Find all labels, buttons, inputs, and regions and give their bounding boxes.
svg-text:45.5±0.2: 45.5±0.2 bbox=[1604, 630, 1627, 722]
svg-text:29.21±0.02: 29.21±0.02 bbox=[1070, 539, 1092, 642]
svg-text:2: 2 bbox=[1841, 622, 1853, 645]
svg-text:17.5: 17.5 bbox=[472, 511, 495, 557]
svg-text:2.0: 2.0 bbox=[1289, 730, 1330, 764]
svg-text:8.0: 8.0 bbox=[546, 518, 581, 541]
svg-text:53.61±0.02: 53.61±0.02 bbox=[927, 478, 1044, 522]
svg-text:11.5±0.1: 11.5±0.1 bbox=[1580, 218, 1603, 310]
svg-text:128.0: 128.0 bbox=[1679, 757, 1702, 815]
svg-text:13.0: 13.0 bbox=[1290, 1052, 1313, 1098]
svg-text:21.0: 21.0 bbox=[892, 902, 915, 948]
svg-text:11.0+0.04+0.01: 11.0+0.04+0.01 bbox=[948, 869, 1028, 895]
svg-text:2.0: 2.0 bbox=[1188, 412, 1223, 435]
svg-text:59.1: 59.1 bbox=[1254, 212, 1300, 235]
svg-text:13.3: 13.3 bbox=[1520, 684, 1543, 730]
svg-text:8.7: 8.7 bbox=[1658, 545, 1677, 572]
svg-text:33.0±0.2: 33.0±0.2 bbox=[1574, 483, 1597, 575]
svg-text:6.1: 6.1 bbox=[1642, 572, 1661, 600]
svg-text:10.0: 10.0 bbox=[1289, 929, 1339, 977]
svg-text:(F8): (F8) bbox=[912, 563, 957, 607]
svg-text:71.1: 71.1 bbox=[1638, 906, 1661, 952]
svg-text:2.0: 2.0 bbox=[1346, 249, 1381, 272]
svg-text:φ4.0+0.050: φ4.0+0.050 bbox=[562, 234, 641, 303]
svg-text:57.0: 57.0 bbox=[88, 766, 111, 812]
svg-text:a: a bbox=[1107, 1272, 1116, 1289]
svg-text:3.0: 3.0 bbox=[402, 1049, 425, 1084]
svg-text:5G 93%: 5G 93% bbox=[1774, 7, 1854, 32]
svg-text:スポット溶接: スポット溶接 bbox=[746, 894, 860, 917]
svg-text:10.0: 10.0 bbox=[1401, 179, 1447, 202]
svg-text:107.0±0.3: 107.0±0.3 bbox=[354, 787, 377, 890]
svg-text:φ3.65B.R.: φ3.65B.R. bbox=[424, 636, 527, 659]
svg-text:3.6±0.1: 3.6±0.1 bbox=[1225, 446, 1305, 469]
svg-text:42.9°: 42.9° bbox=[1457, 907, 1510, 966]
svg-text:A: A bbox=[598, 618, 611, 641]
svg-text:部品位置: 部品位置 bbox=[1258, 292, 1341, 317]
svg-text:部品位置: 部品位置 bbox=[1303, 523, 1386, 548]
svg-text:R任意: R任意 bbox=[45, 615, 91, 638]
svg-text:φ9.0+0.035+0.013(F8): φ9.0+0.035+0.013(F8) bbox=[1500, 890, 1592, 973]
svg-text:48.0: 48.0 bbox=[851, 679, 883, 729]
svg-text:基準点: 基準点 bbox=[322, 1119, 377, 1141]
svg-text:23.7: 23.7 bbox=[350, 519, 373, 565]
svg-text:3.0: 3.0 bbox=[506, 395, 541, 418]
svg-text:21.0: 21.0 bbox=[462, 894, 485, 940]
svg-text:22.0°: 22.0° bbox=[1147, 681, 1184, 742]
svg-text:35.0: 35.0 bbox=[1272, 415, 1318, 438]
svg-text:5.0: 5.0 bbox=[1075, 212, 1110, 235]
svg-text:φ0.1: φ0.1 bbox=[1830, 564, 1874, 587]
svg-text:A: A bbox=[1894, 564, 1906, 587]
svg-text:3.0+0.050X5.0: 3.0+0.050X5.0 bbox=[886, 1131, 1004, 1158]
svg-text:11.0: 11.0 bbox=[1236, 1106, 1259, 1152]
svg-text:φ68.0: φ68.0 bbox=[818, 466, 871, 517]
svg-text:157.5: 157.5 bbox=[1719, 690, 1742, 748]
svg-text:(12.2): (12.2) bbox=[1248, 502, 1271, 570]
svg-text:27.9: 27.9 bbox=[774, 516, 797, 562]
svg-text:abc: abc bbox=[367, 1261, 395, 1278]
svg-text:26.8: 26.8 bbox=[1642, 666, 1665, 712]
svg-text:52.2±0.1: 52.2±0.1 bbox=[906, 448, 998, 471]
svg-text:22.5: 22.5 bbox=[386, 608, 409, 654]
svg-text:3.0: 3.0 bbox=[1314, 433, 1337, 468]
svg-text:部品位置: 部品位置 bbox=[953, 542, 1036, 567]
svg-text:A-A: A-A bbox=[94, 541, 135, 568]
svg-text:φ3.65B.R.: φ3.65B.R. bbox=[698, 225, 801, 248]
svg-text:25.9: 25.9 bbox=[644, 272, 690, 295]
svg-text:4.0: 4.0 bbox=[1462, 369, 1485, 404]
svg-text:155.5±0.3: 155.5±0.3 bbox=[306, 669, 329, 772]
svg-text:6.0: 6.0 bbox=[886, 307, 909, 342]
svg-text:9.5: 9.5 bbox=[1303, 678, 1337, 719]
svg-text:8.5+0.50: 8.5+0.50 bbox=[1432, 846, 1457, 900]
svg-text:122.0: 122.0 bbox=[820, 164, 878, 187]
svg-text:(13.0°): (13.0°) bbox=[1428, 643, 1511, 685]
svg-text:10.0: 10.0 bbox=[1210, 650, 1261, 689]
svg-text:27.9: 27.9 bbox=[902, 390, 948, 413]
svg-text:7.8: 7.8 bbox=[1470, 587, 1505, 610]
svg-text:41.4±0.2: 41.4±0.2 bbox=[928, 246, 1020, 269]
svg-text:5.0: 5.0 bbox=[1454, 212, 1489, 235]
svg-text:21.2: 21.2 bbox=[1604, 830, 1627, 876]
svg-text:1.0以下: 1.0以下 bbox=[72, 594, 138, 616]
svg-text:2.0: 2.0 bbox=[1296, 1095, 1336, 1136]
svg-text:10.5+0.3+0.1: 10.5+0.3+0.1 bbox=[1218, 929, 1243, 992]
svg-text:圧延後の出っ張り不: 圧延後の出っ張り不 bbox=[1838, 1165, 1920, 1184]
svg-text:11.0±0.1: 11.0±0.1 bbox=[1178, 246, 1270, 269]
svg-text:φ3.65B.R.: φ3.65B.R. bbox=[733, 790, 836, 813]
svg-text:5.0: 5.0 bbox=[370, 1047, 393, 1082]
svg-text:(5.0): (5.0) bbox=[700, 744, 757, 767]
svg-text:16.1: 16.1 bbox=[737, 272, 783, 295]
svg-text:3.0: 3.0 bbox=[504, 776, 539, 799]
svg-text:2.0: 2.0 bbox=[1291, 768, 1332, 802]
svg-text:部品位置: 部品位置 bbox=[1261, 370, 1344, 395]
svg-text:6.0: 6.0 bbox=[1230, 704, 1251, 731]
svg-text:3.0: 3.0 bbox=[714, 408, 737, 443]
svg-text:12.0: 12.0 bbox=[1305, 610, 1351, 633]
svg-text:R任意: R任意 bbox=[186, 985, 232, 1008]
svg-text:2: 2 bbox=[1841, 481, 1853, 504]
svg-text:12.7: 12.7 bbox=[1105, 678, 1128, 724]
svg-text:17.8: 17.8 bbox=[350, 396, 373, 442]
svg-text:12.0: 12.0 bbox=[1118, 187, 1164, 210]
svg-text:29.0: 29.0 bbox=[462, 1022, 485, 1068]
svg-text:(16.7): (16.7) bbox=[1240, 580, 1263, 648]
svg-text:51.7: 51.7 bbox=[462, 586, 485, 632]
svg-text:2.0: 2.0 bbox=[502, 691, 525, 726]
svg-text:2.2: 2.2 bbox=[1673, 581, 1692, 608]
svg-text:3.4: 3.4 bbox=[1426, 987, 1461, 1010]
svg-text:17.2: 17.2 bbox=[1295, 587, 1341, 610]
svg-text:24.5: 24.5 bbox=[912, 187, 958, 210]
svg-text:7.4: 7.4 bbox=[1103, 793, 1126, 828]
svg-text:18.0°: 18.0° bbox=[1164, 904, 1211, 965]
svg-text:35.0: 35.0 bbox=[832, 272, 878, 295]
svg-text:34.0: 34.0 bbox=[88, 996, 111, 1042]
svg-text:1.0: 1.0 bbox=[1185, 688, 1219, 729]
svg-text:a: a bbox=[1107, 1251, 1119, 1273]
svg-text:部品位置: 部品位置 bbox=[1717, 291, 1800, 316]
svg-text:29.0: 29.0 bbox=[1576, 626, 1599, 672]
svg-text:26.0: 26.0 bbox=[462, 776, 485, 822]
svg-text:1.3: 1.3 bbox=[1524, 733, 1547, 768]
********
# THE PROBLEM
Pull out every line from the start of the data through the line that contains "svg-text:2.0: 2.0 bbox=[1289, 730, 1330, 764]", inclusive, and reproduce each one verbatim.

# FINISHED EXERCISE
Find all labels, buttons, inputs, and regions and give their bounding boxes.
svg-text:45.5±0.2: 45.5±0.2 bbox=[1604, 630, 1627, 722]
svg-text:29.21±0.02: 29.21±0.02 bbox=[1070, 539, 1092, 642]
svg-text:2: 2 bbox=[1841, 622, 1853, 645]
svg-text:17.5: 17.5 bbox=[472, 511, 495, 557]
svg-text:2.0: 2.0 bbox=[1289, 730, 1330, 764]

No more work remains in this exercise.